▸ Challenge:
Omit the images. Copy each entry word for word.

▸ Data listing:
..........
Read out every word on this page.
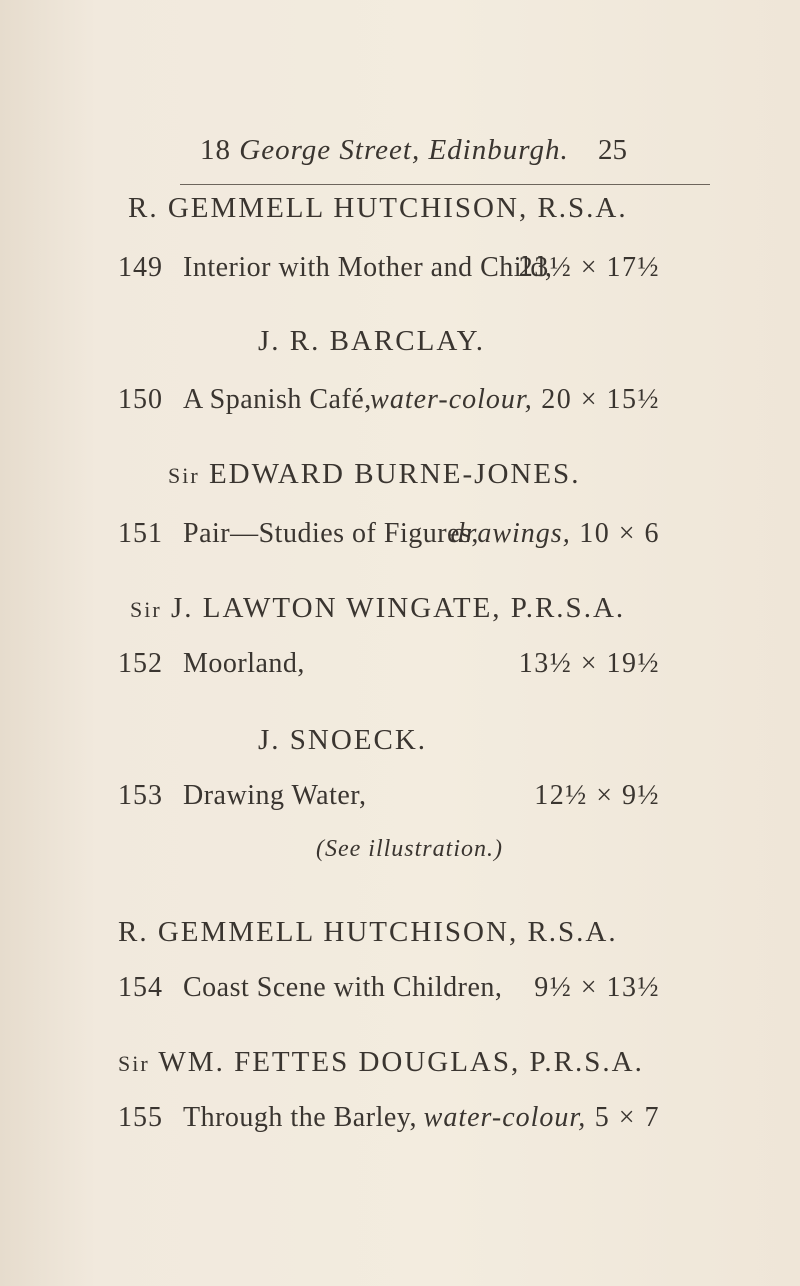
18 George Street, Edinburgh. 25
R. GEMMELL HUTCHISON, R.S.A.
149 Interior with Mother and Child,
23½ × 17½
J. R. BARCLAY.
150 A Spanish Café,
water-colour, 20 × 15½
Sir EDWARD BURNE-JONES.
151 Pair—Studies of Figures,
drawings, 10 × 6
Sir J. LAWTON WINGATE, P.R.S.A.
152 Moorland,	13½ × 19½
J. SNOECK.
153 Drawing Water,	12½ × 9½
(See illustration.)
R. GEMMELL HUTCHISON, R.S.A.
154 Coast Scene with Children, 9½ × 13½
Sir WM. FETTES DOUGLAS, P.R.S.A.
155 Through the Barley, water-colour, 5 × 7
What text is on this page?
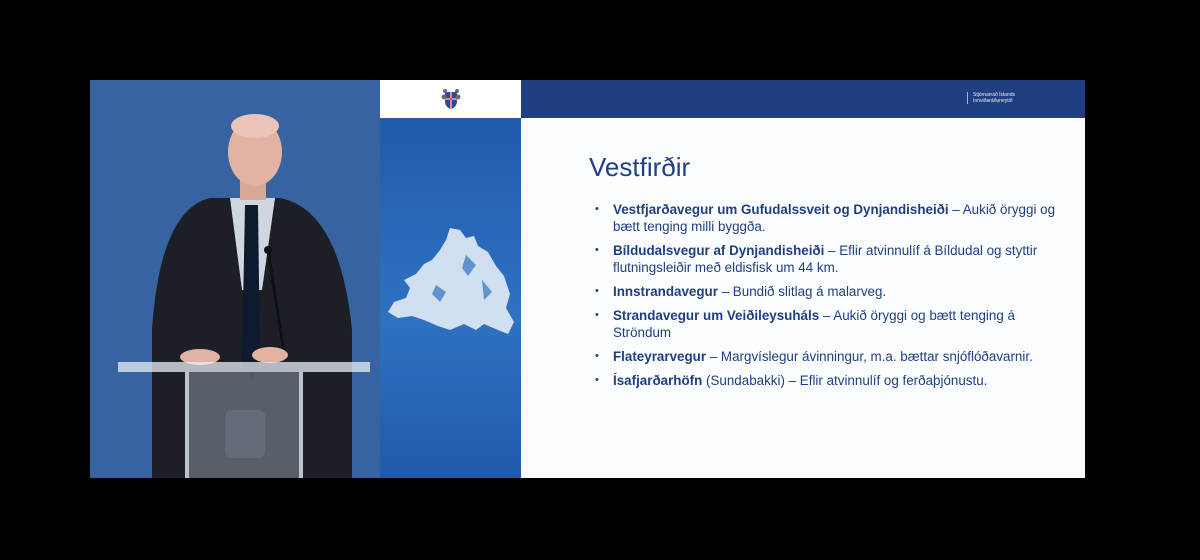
Stjórnarráð Íslands
Innviðaráðuneytið
Vestfirðir
• Vestfjarðavegur um Gufudalssveit og Dynjandisheiði – Aukið öryggi og bætt tenging milli byggða.
• Bíldudalsvegur af Dynjandisheiði – Eflir atvinnulíf á Bíldudal og styttir flutningsleiðir með eldisfisk um 44 km.
• Innstrandavegur – Bundið slitlag á malarveg.
• Strandavegur um Veiðileysuháls – Aukið öryggi og bætt tenging á Ströndum
• Flateyrarvegur – Margvíslegur ávinningur, m.a. bættar snjóflóðavarnir.
• Ísafjarðarhöfn (Sundabakki) – Eflir atvinnulíf og ferðaþjónustu.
..........
▸ Final result:
Read out every word on this page.
18 George Street, Edinburgh. 25
R. GEMMELL HUTCHISON, R.S.A.
149 Interior with Mother and Child,
23½ × 17½
J. R. BARCLAY.
150 A Spanish Café,
water-colour, 20 × 15½
Sir EDWARD BURNE-JONES.
151 Pair—Studies of Figures,
drawings, 10 × 6
Sir J. LAWTON WINGATE, P.R.S.A.
152 Moorland,	13½ × 19½
J. SNOECK.
153 Drawing Water,	12½ × 9½
(See illustration.)
R. GEMMELL HUTCHISON, R.S.A.
154 Coast Scene with Children, 9½ × 13½
Sir WM. FETTES DOUGLAS, P.R.S.A.
155 Through the Barley, water-colour, 5 × 7
What text is on this page?
Stjórnarráð Íslands
Innviðaráðuneytið
Vestfirðir
• Vestfjarðavegur um Gufudalssveit og Dynjandisheiði – Aukið öryggi og bætt tenging milli byggða.
• Bíldudalsvegur af Dynjandisheiði – Eflir atvinnulíf á Bíldudal og styttir flutningsleiðir með eldisfisk um 44 km.
• Innstrandavegur – Bundið slitlag á malarveg.
• Strandavegur um Veiðileysuháls – Aukið öryggi og bætt tenging á Ströndum
• Flateyrarvegur – Margvíslegur ávinningur, m.a. bættar snjóflóðavarnir.
• Ísafjarðarhöfn (Sundabakki) – Eflir atvinnulíf og ferðaþjónustu.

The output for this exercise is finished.